TASK PROMPT: Convert the entries below into a Markdown table with the columns Row and Line, numbering each line in sequence and leaving out blank lines.

SUPPLIED ENTRIES:
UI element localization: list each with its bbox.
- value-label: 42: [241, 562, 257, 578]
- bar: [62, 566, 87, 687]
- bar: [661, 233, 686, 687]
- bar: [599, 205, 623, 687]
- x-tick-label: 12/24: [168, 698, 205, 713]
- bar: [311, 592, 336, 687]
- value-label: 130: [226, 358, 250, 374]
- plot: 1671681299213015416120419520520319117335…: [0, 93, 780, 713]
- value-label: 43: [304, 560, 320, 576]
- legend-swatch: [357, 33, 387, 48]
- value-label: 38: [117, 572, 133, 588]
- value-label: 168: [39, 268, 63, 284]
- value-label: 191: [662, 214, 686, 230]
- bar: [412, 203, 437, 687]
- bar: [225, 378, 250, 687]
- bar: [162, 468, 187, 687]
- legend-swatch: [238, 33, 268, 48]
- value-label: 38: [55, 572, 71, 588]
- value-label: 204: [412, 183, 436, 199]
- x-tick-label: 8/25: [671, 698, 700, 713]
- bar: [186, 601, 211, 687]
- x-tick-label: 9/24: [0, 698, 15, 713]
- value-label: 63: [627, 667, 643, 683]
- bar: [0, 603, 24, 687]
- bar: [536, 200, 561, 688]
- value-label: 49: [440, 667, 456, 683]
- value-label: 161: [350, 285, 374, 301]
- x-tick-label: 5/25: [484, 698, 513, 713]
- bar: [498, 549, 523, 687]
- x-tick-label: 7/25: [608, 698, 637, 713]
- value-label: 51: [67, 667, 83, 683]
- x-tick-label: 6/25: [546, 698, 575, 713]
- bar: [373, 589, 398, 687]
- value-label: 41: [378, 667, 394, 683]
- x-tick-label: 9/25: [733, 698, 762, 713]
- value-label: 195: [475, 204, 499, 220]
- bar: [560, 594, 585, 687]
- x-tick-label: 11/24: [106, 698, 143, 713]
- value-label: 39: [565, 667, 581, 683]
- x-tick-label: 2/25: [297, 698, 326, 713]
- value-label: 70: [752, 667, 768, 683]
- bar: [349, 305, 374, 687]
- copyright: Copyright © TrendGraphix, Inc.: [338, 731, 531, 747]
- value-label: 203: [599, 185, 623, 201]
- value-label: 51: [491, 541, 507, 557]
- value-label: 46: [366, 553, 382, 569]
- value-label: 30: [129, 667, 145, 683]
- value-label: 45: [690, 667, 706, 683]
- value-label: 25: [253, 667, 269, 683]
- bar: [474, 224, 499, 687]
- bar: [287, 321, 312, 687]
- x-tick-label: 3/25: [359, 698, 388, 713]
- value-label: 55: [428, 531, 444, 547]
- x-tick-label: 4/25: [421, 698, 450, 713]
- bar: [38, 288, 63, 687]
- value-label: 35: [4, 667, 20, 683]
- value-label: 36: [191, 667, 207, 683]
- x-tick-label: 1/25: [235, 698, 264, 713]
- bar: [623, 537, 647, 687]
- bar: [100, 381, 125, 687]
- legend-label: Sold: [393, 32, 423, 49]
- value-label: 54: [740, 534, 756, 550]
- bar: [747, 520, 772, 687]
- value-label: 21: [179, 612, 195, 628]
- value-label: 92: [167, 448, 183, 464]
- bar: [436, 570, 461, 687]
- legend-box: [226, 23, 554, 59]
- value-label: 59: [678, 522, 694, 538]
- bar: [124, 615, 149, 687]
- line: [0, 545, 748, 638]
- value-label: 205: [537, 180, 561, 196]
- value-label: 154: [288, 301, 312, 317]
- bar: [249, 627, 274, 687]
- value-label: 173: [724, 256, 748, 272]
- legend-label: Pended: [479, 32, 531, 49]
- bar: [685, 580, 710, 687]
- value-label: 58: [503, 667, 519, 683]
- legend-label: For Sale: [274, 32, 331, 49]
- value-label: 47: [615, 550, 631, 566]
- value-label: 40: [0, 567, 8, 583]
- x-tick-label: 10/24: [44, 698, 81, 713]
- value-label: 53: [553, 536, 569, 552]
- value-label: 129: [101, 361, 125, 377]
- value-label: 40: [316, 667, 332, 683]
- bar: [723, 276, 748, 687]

ANSWER TO THE PROBLEM:
| Row | Line |
|---|---|
| 1 | UI element localization: list each with its bbox. |
| 2 | - value-label: 42: [241, 562, 257, 578] |
| 3 | - bar: [62, 566, 87, 687] |
| 4 | - bar: [661, 233, 686, 687] |
| 5 | - bar: [599, 205, 623, 687] |
| 6 | - x-tick-label: 12/24: [168, 698, 205, 713] |
| 7 | - bar: [311, 592, 336, 687] |
| 8 | - value-label: 130: [226, 358, 250, 374] |
| 9 | - plot: 1671681299213015416120419520520319117335…: [0, 93, 780, 713] |
| 10 | - value-label: 43: [304, 560, 320, 576] |
| 11 | - legend-swatch: [357, 33, 387, 48] |
| 12 | - value-label: 38: [117, 572, 133, 588] |
| 13 | - value-label: 168: [39, 268, 63, 284] |
| 14 | - value-label: 191: [662, 214, 686, 230] |
| 15 | - bar: [412, 203, 437, 687] |
| 16 | - bar: [225, 378, 250, 687] |
| 17 | - bar: [162, 468, 187, 687] |
| 18 | - legend-swatch: [238, 33, 268, 48] |
| 19 | - value-label: 38: [55, 572, 71, 588] |
| 20 | - value-label: 204: [412, 183, 436, 199] |
| 21 | - x-tick-label: 8/25: [671, 698, 700, 713] |
| 22 | - bar: [186, 601, 211, 687] |
| 23 | - x-tick-label: 9/24: [0, 698, 15, 713] |
| 24 | - value-label: 63: [627, 667, 643, 683] |
| 25 | - bar: [0, 603, 24, 687] |
| 26 | - bar: [536, 200, 561, 688] |
| 27 | - value-label: 49: [440, 667, 456, 683] |
| 28 | - value-label: 161: [350, 285, 374, 301] |
| 29 | - x-tick-label: 5/25: [484, 698, 513, 713] |
| 30 | - bar: [498, 549, 523, 687] |
| 31 | - x-tick-label: 7/25: [608, 698, 637, 713] |
| 32 | - value-label: 51: [67, 667, 83, 683] |
| 33 | - x-tick-label: 6/25: [546, 698, 575, 713] |
| 34 | - bar: [373, 589, 398, 687] |
| 35 | - value-label: 41: [378, 667, 394, 683] |
| 36 | - x-tick-label: 9/25: [733, 698, 762, 713] |
| 37 | - value-label: 195: [475, 204, 499, 220] |
| 38 | - bar: [560, 594, 585, 687] |
| 39 | - x-tick-label: 11/24: [106, 698, 143, 713] |
| 40 | - value-label: 39: [565, 667, 581, 683] |
| 41 | - x-tick-label: 2/25: [297, 698, 326, 713] |
| 42 | - value-label: 70: [752, 667, 768, 683] |
| 43 | - bar: [349, 305, 374, 687] |
| 44 | - copyright: Copyright © TrendGraphix, Inc.: [338, 731, 531, 747] |
| 45 | - value-label: 203: [599, 185, 623, 201] |
| 46 | - value-label: 51: [491, 541, 507, 557] |
| 47 | - value-label: 46: [366, 553, 382, 569] |
| 48 | - value-label: 30: [129, 667, 145, 683] |
| 49 | - value-label: 45: [690, 667, 706, 683] |
| 50 | - value-label: 25: [253, 667, 269, 683] |
| 51 | - bar: [474, 224, 499, 687] |
| 52 | - bar: [287, 321, 312, 687] |
| 53 | - x-tick-label: 3/25: [359, 698, 388, 713] |
| 54 | - value-label: 55: [428, 531, 444, 547] |
| 55 | - x-tick-label: 4/25: [421, 698, 450, 713] |
| 56 | - bar: [38, 288, 63, 687] |
| 57 | - value-label: 35: [4, 667, 20, 683] |
| 58 | - value-label: 36: [191, 667, 207, 683] |
| 59 | - x-tick-label: 1/25: [235, 698, 264, 713] |
| 60 | - bar: [623, 537, 647, 687] |
| 61 | - bar: [100, 381, 125, 687] |
| 62 | - legend-label: Sold: [393, 32, 423, 49] |
| 63 | - value-label: 54: [740, 534, 756, 550] |
| 64 | - bar: [747, 520, 772, 687] |
| 65 | - value-label: 21: [179, 612, 195, 628] |
| 66 | - value-label: 92: [167, 448, 183, 464] |
| 67 | - bar: [436, 570, 461, 687] |
| 68 | - legend-box: [226, 23, 554, 59] |
| 69 | - value-label: 59: [678, 522, 694, 538] |
| 70 | - bar: [124, 615, 149, 687] |
| 71 | - line: [0, 545, 748, 638] |
| 72 | - value-label: 205: [537, 180, 561, 196] |
| 73 | - value-label: 154: [288, 301, 312, 317] |
| 74 | - bar: [249, 627, 274, 687] |
| 75 | - value-label: 173: [724, 256, 748, 272] |
| 76 | - legend-label: Pended: [479, 32, 531, 49] |
| 77 | - bar: [685, 580, 710, 687] |
| 78 | - value-label: 58: [503, 667, 519, 683] |
| 79 | - legend-label: For Sale: [274, 32, 331, 49] |
| 80 | - value-label: 47: [615, 550, 631, 566] |
| 81 | - value-label: 40: [0, 567, 8, 583] |
| 82 | - x-tick-label: 10/24: [44, 698, 81, 713] |
| 83 | - value-label: 53: [553, 536, 569, 552] |
| 84 | - value-label: 129: [101, 361, 125, 377] |
| 85 | - value-label: 40: [316, 667, 332, 683] |
| 86 | - bar: [723, 276, 748, 687] |